LIST OF TASKS >>
• a. Reproduce the passage of the CSV-splitting question that runs from "The csv report" up to and including "(cfr structure above).".
• b. In the CSV-splitting question, list every entry of the tpm_sections list that begins with the word "Jam".
• c. Answer these questions using the CSV-splitting question:
(i) What character separates the values in the CSV files?
(ii) What is the name of the separate list that holds the row indexes?
(iii) From what does the code get the report date?

PAGE EXCERPT >>
# # # #
How to split a csv into multiple csv files using a list of keywords

Question

I am trying to read performance reports from multiple machines and would like to parse them and combine them to easily compare machine performances on single plots. Once divided into multiple csv I plan on reading them using pd.read_csv() and combine mutliple tools into single df's.

But in order to that I must first deal with & split up rather ugly csv files with semicolon separators.
The structure of the CSV is like this:

KEYWORD_01;;;...;;
COL_01;COL_02;COL03;...;COL_n;
Line_1;
Line_2;
Line_3;
...
Line_m;
KEYWORD_02;;;...;;
COL_01;COL_02;COL03;...;COL_x;
Line_1;
Line_2;
Line_3;
...
Line_y;
KEYWORD_03;;;...;;
COL_01;COL_02;COL03;...;COL_f;
Line_1;
Line_2;
Line_3;
...
Line_g;

Data csv file available here

The csv report is made of multiple sections each beginning with a fixed keyword (or keyphrase), each section has a set number of column (which can vary from section to section) and a dynamic number of rows depending on the number of events reported (cfr structure above).

I create a list with all my keywords called tpm_sections

tpm_sections = ['Summary of time consumption',
    'Equipment Indicators',
    'Batch Profile',
    'Jam Profile',
    'Jam Time Profile',
    'Jam Table',
    'Handler Model profile',
    'Miscellaneous Indicators ',
    'Tape Job Profile ']
tpm_idx = [None]*len(tpm_sections)

I read my csv and use regex to match any element of my tpm_sections list to the rows of my csv file and I use the function enumerate so I can return the row index to in a separate list tpm_idx :

for file in os.listdir(input_folder):
   input_file=os.path.join(input_folder, file)
   if file.endswith('.csv'):
     tpm_date=datetime.fromtimestamp(os.path.getctime(input_file)).strftime('%Y%m%d') # get TPM report date from file creation timestamp
        with open(input_file, "r") as f: 
          
            reader = csv.reader(f, delimiter=";")
            #for line in reader:
            
            for i, row in enumerate(reader):
                if r'Machine' in row:
                    mcpat = re.compile(r'\\\\7icost\d\d')
                    mcline = str(row[1])
                    mcname = mcpat.match(mcline).group(0)[2:]
                    mcid = mcname[6:]
                    print('Report date is: ' + tpm_date + "\nMachine Name: " + mcname + '\nMachine ID: ' + mcid)
# # # #
EXTRACTED ENTRIES >>
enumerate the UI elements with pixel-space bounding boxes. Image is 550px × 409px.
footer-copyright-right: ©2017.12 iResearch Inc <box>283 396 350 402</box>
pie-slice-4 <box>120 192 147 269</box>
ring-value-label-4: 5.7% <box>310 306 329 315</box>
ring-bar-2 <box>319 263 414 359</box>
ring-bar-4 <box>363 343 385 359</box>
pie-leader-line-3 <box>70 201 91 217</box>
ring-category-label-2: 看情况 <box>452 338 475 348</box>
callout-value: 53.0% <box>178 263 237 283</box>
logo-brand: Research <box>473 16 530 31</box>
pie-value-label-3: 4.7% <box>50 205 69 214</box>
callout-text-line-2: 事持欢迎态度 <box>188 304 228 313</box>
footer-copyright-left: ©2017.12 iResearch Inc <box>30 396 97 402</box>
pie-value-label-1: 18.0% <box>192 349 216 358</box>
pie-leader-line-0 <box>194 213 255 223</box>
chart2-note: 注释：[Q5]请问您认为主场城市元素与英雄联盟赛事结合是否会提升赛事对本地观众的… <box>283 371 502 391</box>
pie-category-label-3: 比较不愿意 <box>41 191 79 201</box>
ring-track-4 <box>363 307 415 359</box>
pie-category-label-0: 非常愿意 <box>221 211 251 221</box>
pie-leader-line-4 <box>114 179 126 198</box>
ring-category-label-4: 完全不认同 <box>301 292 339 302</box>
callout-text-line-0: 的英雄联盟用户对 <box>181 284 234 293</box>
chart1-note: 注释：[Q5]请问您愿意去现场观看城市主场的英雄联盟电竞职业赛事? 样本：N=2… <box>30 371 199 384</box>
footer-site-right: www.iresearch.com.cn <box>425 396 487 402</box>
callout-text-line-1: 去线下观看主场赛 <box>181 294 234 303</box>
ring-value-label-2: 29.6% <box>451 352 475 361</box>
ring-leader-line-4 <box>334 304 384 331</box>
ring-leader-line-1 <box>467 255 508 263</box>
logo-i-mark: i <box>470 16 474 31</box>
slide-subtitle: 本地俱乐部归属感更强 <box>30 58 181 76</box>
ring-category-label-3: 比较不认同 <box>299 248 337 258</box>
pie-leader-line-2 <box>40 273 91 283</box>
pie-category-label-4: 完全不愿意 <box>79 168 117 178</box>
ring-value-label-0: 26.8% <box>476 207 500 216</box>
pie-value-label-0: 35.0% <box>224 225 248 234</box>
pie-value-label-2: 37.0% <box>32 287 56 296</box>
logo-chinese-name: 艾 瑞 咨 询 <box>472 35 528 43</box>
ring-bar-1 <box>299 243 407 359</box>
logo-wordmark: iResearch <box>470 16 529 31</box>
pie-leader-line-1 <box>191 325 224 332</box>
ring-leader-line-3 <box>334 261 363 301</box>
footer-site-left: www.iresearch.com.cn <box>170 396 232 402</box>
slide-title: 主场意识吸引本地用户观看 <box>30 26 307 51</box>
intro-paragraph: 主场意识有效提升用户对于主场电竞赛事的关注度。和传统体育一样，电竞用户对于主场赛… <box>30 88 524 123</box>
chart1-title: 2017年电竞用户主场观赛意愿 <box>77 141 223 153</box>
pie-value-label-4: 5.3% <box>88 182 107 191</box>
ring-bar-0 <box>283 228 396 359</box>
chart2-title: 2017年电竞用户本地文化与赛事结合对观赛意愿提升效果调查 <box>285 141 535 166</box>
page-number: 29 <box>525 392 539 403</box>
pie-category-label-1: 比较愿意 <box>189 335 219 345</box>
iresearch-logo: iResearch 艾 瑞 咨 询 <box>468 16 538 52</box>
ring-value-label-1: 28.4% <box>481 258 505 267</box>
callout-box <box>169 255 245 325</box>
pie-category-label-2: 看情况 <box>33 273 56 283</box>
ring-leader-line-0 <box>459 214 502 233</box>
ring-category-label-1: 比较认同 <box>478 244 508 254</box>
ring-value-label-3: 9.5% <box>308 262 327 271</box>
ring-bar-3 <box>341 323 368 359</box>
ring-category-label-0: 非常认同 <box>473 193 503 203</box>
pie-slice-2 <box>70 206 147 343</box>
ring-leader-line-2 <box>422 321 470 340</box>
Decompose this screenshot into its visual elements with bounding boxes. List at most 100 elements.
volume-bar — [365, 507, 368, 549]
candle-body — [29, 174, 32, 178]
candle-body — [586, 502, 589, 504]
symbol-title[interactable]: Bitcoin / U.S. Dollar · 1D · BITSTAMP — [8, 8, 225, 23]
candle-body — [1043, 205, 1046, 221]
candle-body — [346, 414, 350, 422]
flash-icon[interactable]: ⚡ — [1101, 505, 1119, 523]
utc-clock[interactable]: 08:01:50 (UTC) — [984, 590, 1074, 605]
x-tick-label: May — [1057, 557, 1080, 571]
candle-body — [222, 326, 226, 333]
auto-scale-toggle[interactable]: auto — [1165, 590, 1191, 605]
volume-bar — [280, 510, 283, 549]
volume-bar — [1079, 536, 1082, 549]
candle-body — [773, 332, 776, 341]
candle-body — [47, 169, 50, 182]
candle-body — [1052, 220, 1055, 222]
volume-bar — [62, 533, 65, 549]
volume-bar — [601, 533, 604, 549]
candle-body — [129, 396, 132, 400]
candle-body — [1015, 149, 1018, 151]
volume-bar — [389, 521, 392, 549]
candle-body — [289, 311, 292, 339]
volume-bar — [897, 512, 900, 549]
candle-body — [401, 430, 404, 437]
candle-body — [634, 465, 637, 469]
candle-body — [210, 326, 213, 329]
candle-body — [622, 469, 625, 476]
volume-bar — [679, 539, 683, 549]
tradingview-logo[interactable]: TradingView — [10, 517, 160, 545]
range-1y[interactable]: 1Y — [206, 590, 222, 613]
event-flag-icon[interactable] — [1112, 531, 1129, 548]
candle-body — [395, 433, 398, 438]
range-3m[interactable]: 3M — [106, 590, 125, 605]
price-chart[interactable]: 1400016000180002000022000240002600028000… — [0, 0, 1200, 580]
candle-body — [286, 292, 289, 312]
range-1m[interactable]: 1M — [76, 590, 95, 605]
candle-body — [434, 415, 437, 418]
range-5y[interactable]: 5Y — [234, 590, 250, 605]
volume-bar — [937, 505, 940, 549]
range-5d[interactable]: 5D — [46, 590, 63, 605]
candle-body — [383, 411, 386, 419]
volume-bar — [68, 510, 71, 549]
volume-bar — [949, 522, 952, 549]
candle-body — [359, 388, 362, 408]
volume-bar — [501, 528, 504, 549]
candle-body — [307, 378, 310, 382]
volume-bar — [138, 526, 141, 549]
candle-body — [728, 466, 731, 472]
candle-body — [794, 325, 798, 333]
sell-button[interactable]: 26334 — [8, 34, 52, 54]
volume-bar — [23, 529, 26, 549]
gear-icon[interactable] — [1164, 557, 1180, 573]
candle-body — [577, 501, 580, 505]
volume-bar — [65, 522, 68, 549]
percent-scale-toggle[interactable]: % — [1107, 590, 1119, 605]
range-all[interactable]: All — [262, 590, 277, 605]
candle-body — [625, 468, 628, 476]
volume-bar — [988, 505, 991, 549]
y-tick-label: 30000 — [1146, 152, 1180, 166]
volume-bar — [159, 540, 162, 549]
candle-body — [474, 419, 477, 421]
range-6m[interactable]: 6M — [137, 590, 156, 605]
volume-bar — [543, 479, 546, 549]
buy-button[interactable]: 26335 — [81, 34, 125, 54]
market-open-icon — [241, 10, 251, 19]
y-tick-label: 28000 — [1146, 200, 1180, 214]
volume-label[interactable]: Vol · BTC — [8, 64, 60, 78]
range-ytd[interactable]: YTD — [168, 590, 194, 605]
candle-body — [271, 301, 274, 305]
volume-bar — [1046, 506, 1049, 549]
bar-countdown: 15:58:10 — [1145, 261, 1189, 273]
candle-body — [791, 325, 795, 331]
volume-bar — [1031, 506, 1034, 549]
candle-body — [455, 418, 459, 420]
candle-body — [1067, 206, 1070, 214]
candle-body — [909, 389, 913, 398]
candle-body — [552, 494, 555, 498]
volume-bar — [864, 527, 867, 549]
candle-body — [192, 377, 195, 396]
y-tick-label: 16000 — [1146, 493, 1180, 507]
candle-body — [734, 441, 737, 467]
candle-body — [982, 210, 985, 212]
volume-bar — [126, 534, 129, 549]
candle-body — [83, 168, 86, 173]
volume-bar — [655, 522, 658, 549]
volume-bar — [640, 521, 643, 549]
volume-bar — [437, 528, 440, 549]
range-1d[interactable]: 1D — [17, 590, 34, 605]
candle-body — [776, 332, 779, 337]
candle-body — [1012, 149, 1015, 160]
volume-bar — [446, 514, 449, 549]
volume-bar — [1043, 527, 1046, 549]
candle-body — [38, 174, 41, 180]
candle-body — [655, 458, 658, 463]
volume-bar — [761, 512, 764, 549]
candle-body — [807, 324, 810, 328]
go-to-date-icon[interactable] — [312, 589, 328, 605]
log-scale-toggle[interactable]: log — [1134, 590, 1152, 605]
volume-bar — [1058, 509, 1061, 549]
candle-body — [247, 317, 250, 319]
# # # #
TASK-BY-TASK ANSWERS >>
• a.
The csv report is made of multiple sections each beginning with a fixed keyword (or keyphrase), each section has a set number of column (which can vary from section to section) and a dynamic number of rows depending on the number of events reported (cfr structure above).

• b.
- Jam Profile
- Jam Time Profile
- Jam Table

• c.
(i) A semicolon.
(ii) tpm_idx.
(iii) From the file creation timestamp.